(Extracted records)
* * *
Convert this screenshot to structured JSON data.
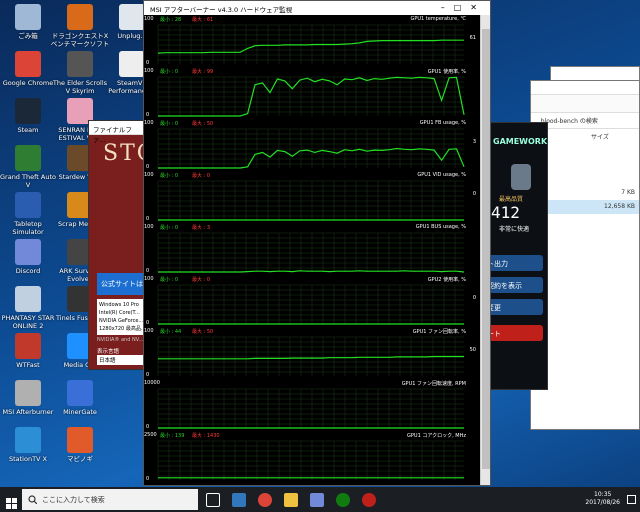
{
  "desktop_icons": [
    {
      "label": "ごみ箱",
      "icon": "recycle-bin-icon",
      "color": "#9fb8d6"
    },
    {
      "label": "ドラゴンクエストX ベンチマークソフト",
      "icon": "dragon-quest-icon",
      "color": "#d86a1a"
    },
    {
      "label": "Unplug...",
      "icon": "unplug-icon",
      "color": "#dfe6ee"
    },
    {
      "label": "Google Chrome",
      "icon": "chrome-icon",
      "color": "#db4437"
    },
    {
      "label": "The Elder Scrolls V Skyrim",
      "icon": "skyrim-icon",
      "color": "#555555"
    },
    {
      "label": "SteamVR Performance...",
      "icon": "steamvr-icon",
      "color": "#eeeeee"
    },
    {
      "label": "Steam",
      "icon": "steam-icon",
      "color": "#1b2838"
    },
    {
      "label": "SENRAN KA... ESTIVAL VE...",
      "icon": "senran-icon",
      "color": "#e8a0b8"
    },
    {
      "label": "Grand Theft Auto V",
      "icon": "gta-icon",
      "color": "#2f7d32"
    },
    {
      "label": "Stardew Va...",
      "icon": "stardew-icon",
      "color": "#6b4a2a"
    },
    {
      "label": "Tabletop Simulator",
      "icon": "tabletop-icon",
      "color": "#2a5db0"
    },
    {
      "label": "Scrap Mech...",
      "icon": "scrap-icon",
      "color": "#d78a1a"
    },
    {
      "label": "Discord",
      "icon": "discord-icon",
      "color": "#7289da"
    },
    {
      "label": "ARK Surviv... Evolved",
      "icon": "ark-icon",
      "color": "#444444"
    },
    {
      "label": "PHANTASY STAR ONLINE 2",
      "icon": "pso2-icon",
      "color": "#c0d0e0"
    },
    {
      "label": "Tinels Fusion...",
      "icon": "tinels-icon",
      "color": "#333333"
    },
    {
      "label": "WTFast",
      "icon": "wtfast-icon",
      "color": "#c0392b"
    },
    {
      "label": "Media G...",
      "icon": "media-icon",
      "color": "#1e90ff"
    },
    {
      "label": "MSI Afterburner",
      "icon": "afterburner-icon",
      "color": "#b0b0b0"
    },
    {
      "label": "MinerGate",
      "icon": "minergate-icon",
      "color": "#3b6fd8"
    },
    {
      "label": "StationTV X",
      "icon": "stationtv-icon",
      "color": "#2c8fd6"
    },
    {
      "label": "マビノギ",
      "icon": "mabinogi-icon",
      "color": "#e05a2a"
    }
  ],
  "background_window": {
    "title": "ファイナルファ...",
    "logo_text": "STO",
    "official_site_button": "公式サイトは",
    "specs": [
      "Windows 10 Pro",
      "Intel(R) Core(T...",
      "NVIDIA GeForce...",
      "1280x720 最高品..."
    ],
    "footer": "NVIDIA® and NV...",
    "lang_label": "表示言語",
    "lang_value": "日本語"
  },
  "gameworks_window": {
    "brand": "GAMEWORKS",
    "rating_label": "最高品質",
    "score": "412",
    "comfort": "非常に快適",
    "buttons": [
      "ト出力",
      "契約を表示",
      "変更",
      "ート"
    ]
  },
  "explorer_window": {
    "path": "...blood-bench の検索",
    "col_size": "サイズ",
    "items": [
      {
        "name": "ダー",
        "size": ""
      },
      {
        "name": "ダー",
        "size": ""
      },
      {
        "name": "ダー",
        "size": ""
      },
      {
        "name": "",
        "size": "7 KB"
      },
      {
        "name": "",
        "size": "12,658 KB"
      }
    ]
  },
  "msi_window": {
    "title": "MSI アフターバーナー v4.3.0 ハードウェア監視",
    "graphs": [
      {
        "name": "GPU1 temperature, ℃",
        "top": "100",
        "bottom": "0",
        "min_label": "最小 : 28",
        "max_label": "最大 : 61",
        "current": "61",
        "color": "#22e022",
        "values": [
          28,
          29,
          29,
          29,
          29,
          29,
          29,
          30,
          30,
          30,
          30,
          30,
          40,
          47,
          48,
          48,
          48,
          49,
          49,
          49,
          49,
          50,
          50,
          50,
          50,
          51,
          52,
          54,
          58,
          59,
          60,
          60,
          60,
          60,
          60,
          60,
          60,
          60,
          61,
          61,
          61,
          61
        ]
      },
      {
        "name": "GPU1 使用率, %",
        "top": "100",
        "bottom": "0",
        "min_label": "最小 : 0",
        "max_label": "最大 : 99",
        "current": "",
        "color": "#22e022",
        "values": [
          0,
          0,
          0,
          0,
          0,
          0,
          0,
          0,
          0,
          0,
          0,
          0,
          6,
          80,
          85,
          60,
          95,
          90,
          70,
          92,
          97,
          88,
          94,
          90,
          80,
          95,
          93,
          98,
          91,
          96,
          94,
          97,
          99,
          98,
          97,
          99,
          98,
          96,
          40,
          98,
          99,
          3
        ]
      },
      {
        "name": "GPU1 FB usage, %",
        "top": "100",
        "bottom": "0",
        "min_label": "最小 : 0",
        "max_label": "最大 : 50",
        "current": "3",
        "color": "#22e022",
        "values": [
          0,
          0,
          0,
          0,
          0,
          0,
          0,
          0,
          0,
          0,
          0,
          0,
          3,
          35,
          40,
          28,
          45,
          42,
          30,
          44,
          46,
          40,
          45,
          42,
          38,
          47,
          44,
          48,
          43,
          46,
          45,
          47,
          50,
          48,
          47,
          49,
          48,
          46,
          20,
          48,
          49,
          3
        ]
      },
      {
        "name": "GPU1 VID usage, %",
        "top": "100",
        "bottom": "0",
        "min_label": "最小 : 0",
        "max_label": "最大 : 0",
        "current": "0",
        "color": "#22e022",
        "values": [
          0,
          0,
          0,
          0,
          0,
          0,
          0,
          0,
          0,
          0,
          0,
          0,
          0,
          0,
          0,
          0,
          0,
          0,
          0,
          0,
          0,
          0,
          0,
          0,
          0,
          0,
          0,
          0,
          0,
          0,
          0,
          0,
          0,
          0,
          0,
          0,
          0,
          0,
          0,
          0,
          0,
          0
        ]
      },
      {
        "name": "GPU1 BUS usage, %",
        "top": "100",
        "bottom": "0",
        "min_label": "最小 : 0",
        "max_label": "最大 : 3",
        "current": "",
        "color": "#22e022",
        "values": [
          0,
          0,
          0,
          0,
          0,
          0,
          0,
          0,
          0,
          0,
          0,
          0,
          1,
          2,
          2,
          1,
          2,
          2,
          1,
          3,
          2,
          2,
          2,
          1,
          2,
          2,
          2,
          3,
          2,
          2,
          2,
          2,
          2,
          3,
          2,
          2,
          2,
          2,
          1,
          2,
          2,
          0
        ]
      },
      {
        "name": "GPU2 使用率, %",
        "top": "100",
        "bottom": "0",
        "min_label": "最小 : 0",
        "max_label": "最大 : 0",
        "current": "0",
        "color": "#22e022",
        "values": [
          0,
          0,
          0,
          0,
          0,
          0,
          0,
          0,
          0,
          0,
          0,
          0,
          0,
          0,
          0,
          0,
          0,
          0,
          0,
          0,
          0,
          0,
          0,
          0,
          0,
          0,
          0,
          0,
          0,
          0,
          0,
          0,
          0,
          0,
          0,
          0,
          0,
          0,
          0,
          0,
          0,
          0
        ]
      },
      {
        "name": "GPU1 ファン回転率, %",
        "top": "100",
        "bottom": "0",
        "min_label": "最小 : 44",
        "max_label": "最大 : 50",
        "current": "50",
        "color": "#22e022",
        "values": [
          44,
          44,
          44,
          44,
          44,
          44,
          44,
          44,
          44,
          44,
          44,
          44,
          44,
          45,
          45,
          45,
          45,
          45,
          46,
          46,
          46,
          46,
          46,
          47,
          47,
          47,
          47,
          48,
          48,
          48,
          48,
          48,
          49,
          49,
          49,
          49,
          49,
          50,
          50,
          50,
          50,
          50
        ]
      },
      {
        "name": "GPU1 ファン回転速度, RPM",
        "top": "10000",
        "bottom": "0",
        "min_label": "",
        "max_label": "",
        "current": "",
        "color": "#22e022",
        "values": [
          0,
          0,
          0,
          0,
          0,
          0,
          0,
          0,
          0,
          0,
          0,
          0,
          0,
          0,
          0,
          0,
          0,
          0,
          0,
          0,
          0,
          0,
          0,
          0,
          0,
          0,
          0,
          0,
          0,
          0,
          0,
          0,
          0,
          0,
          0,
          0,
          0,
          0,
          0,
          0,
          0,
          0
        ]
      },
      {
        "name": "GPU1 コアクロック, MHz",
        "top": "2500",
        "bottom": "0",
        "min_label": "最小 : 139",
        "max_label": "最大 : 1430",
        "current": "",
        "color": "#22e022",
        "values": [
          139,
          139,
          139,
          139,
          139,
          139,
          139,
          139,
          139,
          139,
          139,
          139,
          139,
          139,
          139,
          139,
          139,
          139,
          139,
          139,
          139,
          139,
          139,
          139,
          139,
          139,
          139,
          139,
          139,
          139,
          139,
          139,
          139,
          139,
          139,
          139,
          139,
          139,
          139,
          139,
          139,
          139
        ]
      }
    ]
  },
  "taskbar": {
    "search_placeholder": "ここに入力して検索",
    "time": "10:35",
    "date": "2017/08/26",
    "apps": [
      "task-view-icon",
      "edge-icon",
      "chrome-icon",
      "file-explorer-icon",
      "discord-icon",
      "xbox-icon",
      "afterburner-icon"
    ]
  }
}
* * *
Aim of the exercise =
Determine how many of the lines above hold the word "title", and output that number by itself.

Completed exercise =
2